[START PROVIDED DATA]
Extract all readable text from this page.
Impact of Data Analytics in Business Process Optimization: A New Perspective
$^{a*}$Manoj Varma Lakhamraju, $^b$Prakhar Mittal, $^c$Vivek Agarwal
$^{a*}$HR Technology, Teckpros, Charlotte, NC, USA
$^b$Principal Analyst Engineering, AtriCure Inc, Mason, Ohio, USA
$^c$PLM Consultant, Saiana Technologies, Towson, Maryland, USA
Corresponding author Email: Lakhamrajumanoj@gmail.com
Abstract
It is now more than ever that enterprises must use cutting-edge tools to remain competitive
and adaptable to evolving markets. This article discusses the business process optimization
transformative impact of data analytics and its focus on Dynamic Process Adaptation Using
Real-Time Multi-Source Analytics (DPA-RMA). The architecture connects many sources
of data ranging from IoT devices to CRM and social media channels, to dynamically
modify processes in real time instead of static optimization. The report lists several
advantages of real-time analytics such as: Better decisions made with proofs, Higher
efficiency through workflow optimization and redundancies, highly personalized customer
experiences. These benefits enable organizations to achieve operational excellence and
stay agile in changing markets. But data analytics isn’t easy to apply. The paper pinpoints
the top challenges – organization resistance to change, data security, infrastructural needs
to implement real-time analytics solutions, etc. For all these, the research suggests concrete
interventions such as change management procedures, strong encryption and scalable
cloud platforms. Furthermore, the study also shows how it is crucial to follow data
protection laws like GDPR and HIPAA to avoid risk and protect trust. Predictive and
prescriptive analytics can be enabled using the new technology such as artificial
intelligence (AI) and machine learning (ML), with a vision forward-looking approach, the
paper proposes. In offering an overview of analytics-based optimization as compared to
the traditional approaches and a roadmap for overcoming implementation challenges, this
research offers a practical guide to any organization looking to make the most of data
[END PROVIDED DATA]
## EXERCISE DIRECTIONS
Among the lines of the data above, determine how many contain the word "from". Report the number alone.

## EXERCISE RESULT
2